Tasks to perform:
1. In the text on carrying dangerous goods, copy the words from "Medicines may be" up to and including "their original packaging." word for word.
2. According to the text on carrying dangerous goods, what is the maximum pack size under LQ for petrol in the "Ancillary" case?

Selected passage:
Do exemptions apply to medicines and pharmaceutical products?

Medicines may be dangerous for carriage by road, notably cytotoxic and radioactive treatments. Some may also be flammable. With a few exceptions they are treated exactly as any other dangerous goods. Often problems encountered with the carriage of drugs are when they have been removed from their packaging and mixed. If possible treatments should remain in their original packaging.

corrosive

Can private individuals carry petrol?

The Regulations completely exempt private non-work related carriage as long as some conditions are satisfied (ADR 2015 1.1.3.1(a)). The three main possibilities are where the carriage is “ancillary to main activity”, as a “small load” and where either of those is true “approved packaging” must be used.

So using petrol as an example in the case of “Ancillary” the maximum pack size under LQ is 1 litre. As a “small load” the maximum amount would be 333litres per transport unit but only if in correctly labeled UN approved packaging. The typical plastic container bought from a petrol forecourt does not meet these requirements so a contractor needing to carry fuel for “Ancillary” purposes would need UN approved metal jerry cans with Class 3 Package labels. He would also need training as per ADR 1.3 and carry in the vehicle cab a 2kgs dry powder extinguisher that must be sealed, dated, securely fixed and bearing a compliance mark.

(Document layout detection data)

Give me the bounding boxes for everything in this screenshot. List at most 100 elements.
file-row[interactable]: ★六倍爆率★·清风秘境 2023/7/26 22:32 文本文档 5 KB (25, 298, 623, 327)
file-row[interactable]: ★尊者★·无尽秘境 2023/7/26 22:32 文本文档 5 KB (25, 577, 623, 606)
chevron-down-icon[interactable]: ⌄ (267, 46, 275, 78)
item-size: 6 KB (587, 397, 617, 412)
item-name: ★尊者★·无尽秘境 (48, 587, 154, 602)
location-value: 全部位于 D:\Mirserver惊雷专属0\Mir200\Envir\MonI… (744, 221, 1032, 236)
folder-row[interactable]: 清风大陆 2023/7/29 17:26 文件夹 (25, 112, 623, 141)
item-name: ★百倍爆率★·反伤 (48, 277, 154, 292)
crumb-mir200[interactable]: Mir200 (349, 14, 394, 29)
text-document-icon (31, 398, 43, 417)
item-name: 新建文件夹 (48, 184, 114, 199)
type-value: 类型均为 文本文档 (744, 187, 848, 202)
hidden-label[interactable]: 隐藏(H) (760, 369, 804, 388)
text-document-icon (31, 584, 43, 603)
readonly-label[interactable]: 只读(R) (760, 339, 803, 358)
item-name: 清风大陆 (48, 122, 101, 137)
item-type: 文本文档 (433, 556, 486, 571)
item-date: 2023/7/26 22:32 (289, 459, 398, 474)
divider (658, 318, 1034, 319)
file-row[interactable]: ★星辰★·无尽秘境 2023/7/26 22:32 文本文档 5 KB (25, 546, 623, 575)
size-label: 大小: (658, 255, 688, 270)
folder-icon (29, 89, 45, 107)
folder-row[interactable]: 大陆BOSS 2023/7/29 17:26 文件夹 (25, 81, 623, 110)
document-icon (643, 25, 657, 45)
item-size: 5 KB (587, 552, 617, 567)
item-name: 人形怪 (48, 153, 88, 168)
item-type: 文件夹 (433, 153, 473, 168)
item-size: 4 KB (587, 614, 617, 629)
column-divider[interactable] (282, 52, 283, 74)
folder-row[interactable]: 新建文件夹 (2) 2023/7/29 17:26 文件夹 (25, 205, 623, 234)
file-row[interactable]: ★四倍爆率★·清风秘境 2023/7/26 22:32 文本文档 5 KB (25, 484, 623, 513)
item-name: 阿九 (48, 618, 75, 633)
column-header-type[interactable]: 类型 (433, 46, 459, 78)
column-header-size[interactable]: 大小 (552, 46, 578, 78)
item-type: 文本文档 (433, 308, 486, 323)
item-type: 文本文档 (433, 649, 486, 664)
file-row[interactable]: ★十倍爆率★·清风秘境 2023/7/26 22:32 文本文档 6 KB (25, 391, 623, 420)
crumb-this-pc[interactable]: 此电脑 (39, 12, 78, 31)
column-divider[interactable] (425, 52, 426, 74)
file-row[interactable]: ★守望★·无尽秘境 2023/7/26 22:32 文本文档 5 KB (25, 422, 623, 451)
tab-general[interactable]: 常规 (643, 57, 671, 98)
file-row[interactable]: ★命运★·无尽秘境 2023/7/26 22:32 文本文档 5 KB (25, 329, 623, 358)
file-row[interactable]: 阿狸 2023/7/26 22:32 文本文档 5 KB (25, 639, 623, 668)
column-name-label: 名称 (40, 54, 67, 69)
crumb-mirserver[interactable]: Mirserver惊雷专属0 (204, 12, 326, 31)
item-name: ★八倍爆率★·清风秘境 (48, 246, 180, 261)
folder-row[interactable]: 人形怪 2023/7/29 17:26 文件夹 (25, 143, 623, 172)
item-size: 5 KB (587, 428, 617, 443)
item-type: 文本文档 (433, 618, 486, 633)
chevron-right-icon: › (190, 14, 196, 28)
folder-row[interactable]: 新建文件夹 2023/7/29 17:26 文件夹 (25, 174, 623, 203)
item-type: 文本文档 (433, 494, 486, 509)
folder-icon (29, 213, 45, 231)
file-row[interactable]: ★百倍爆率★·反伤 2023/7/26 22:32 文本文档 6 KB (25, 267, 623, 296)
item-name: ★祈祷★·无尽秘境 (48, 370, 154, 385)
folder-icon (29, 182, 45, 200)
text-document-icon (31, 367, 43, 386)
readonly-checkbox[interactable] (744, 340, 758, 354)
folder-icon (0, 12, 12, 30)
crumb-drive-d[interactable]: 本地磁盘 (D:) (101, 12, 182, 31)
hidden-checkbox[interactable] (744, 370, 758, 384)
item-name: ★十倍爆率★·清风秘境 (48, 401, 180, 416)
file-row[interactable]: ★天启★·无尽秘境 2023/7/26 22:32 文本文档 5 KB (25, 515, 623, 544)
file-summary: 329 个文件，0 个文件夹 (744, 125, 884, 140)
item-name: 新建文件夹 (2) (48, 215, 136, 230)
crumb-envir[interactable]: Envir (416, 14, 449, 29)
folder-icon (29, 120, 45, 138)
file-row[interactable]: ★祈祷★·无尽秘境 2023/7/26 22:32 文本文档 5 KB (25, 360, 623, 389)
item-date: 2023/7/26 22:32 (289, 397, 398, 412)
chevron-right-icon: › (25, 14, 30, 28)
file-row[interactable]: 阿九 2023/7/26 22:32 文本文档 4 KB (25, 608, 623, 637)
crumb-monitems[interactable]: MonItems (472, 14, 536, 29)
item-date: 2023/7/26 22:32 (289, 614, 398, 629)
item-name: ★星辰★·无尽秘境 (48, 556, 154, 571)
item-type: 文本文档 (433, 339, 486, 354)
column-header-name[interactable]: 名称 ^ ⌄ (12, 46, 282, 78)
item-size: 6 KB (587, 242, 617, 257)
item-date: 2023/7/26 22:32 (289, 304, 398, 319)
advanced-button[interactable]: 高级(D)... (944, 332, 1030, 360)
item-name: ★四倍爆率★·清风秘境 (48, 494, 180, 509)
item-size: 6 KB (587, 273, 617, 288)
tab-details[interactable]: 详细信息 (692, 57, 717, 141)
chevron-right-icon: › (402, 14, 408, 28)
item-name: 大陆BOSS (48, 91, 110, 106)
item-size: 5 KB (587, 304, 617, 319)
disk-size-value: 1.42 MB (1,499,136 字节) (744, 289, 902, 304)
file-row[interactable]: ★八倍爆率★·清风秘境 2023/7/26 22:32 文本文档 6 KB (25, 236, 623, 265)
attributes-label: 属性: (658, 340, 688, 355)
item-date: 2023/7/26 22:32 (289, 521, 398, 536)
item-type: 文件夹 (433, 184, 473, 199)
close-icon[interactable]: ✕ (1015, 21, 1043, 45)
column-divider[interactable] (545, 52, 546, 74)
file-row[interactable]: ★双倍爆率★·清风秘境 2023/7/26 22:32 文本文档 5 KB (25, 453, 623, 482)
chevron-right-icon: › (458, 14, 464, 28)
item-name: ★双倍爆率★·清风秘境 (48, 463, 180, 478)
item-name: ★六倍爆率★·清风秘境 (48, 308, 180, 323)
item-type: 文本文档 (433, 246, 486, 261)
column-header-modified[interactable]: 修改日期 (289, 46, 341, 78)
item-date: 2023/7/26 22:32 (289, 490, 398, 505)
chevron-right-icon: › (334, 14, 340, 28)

Solutions by task:
1.
Medicines may be dangerous for carriage by road, notably cytotoxic and radioactive treatments. Some may also be flammable. With a few exceptions they are treated exactly as any other dangerous goods. Often problems encountered with the carriage of drugs are when they have been removed from their packaging and mixed. If possible treatments should remain in their original packaging.

2. 1 litre.